AIM OF THE TASK
Write out every line of the listing below as a numbered list, dropping any blank lines.

DATA FOR PROCESSING
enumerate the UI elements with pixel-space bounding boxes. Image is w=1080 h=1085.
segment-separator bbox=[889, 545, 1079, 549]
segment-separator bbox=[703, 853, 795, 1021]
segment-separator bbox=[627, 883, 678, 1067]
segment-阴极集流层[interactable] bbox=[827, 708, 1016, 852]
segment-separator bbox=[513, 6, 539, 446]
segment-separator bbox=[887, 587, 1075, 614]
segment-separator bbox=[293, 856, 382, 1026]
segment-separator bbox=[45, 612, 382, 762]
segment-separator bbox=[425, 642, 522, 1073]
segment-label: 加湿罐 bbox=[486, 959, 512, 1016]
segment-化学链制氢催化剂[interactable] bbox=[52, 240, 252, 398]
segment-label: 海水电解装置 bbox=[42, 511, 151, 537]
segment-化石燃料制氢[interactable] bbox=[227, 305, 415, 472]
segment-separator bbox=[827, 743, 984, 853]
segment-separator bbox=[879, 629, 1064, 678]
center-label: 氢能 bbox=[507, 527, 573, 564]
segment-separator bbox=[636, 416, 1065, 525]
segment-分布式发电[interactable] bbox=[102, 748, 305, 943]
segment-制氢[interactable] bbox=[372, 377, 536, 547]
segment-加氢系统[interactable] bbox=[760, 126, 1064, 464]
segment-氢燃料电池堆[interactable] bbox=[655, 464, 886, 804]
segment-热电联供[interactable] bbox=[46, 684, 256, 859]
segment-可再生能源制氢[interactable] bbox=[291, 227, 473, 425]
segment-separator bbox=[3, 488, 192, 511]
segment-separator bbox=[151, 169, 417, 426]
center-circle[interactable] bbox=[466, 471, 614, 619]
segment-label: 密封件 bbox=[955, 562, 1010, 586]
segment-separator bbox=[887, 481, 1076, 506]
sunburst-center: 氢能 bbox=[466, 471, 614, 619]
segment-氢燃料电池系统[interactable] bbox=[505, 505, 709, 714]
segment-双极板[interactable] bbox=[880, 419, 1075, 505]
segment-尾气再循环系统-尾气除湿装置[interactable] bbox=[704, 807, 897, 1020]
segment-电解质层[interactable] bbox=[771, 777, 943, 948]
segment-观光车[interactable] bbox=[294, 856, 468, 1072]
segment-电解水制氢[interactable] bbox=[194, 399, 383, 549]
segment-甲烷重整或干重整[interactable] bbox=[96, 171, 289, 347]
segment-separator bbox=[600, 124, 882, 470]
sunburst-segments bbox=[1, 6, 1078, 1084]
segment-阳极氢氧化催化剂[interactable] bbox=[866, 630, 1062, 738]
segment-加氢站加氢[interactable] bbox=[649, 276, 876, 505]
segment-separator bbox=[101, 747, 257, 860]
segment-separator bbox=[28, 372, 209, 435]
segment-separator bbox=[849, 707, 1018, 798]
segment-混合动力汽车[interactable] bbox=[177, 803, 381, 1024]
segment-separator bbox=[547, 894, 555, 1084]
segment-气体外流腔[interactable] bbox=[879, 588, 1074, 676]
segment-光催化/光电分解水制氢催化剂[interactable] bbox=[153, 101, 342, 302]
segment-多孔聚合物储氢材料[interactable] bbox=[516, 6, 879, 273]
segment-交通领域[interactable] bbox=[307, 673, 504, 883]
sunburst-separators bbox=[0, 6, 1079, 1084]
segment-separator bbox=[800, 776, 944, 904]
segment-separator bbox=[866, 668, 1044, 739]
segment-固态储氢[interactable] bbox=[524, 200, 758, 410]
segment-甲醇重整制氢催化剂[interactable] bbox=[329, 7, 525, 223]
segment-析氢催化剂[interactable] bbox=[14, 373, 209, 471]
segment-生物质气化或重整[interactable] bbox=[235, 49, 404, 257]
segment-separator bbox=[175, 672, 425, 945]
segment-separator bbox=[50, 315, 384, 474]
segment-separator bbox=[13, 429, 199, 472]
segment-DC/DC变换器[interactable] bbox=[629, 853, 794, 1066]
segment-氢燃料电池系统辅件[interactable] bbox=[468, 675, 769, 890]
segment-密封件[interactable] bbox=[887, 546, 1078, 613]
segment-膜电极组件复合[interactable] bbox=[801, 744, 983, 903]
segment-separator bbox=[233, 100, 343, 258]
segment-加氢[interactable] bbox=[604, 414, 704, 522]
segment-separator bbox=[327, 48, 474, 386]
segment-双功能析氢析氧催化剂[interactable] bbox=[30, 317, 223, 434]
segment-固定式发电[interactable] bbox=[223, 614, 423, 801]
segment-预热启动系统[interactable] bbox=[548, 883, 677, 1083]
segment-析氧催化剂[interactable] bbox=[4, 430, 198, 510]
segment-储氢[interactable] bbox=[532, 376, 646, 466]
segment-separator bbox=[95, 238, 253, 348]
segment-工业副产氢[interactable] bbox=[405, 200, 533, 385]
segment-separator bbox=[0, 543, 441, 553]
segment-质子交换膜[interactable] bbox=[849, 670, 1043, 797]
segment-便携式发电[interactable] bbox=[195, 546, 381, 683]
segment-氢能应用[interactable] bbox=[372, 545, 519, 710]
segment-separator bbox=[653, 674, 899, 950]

OUTPUT
1. enumerate the UI elements with pixel-space bounding boxes. Image is w=1080 h=1085.
2. segment-separator bbox=[889, 545, 1079, 549]
3. segment-separator bbox=[703, 853, 795, 1021]
4. segment-separator bbox=[627, 883, 678, 1067]
5. segment-阴极集流层[interactable] bbox=[827, 708, 1016, 852]
6. segment-separator bbox=[513, 6, 539, 446]
7. segment-separator bbox=[887, 587, 1075, 614]
8. segment-separator bbox=[293, 856, 382, 1026]
9. segment-separator bbox=[45, 612, 382, 762]
10. segment-separator bbox=[425, 642, 522, 1073]
11. segment-label: 加湿罐 bbox=[486, 959, 512, 1016]
12. segment-化学链制氢催化剂[interactable] bbox=[52, 240, 252, 398]
13. segment-label: 海水电解装置 bbox=[42, 511, 151, 537]
14. segment-化石燃料制氢[interactable] bbox=[227, 305, 415, 472]
15. segment-separator bbox=[827, 743, 984, 853]
16. segment-separator bbox=[879, 629, 1064, 678]
17. center-label: 氢能 bbox=[507, 527, 573, 564]
18. segment-separator bbox=[636, 416, 1065, 525]
19. segment-分布式发电[interactable] bbox=[102, 748, 305, 943]
20. segment-制氢[interactable] bbox=[372, 377, 536, 547]
21. segment-加氢系统[interactable] bbox=[760, 126, 1064, 464]
22. segment-氢燃料电池堆[interactable] bbox=[655, 464, 886, 804]
23. segment-热电联供[interactable] bbox=[46, 684, 256, 859]
24. segment-可再生能源制氢[interactable] bbox=[291, 227, 473, 425]
25. segment-separator bbox=[3, 488, 192, 511]
26. segment-separator bbox=[151, 169, 417, 426]
27. center-circle[interactable] bbox=[466, 471, 614, 619]
28. segment-label: 密封件 bbox=[955, 562, 1010, 586]
29. segment-separator bbox=[887, 481, 1076, 506]
30. sunburst-center: 氢能 bbox=[466, 471, 614, 619]
31. segment-氢燃料电池系统[interactable] bbox=[505, 505, 709, 714]
32. segment-双极板[interactable] bbox=[880, 419, 1075, 505]
33. segment-尾气再循环系统-尾气除湿装置[interactable] bbox=[704, 807, 897, 1020]
34. segment-电解质层[interactable] bbox=[771, 777, 943, 948]
35. segment-观光车[interactable] bbox=[294, 856, 468, 1072]
36. segment-电解水制氢[interactable] bbox=[194, 399, 383, 549]
37. segment-甲烷重整或干重整[interactable] bbox=[96, 171, 289, 347]
38. segment-separator bbox=[600, 124, 882, 470]
39. sunburst-segments bbox=[1, 6, 1078, 1084]
40. segment-阳极氢氧化催化剂[interactable] bbox=[866, 630, 1062, 738]
41. segment-加氢站加氢[interactable] bbox=[649, 276, 876, 505]
42. segment-separator bbox=[101, 747, 257, 860]
43. segment-separator bbox=[28, 372, 209, 435]
44. segment-separator bbox=[849, 707, 1018, 798]
45. segment-混合动力汽车[interactable] bbox=[177, 803, 381, 1024]
46. segment-separator bbox=[547, 894, 555, 1084]
47. segment-气体外流腔[interactable] bbox=[879, 588, 1074, 676]
48. segment-光催化/光电分解水制氢催化剂[interactable] bbox=[153, 101, 342, 302]
49. segment-多孔聚合物储氢材料[interactable] bbox=[516, 6, 879, 273]
50. segment-交通领域[interactable] bbox=[307, 673, 504, 883]
51. sunburst-separators bbox=[0, 6, 1079, 1084]
52. segment-separator bbox=[800, 776, 944, 904]
53. segment-separator bbox=[866, 668, 1044, 739]
54. segment-固态储氢[interactable] bbox=[524, 200, 758, 410]
55. segment-甲醇重整制氢催化剂[interactable] bbox=[329, 7, 525, 223]
56. segment-析氢催化剂[interactable] bbox=[14, 373, 209, 471]
57. segment-生物质气化或重整[interactable] bbox=[235, 49, 404, 257]
58. segment-separator bbox=[175, 672, 425, 945]
59. segment-separator bbox=[50, 315, 384, 474]
60. segment-separator bbox=[13, 429, 199, 472]
61. segment-DC/DC变换器[interactable] bbox=[629, 853, 794, 1066]
62. segment-氢燃料电池系统辅件[interactable] bbox=[468, 675, 769, 890]
63. segment-密封件[interactable] bbox=[887, 546, 1078, 613]
64. segment-膜电极组件复合[interactable] bbox=[801, 744, 983, 903]
65. segment-separator bbox=[233, 100, 343, 258]
66. segment-加氢[interactable] bbox=[604, 414, 704, 522]
67. segment-separator bbox=[327, 48, 474, 386]
68. segment-双功能析氢析氧催化剂[interactable] bbox=[30, 317, 223, 434]
69. segment-固定式发电[interactable] bbox=[223, 614, 423, 801]
70. segment-预热启动系统[interactable] bbox=[548, 883, 677, 1083]
71. segment-析氧催化剂[interactable] bbox=[4, 430, 198, 510]
72. segment-储氢[interactable] bbox=[532, 376, 646, 466]
73. segment-separator bbox=[95, 238, 253, 348]
74. segment-工业副产氢[interactable] bbox=[405, 200, 533, 385]
75. segment-separator bbox=[0, 543, 441, 553]
76. segment-质子交换膜[interactable] bbox=[849, 670, 1043, 797]
77. segment-便携式发电[interactable] bbox=[195, 546, 381, 683]
78. segment-氢能应用[interactable] bbox=[372, 545, 519, 710]
79. segment-separator bbox=[653, 674, 899, 950]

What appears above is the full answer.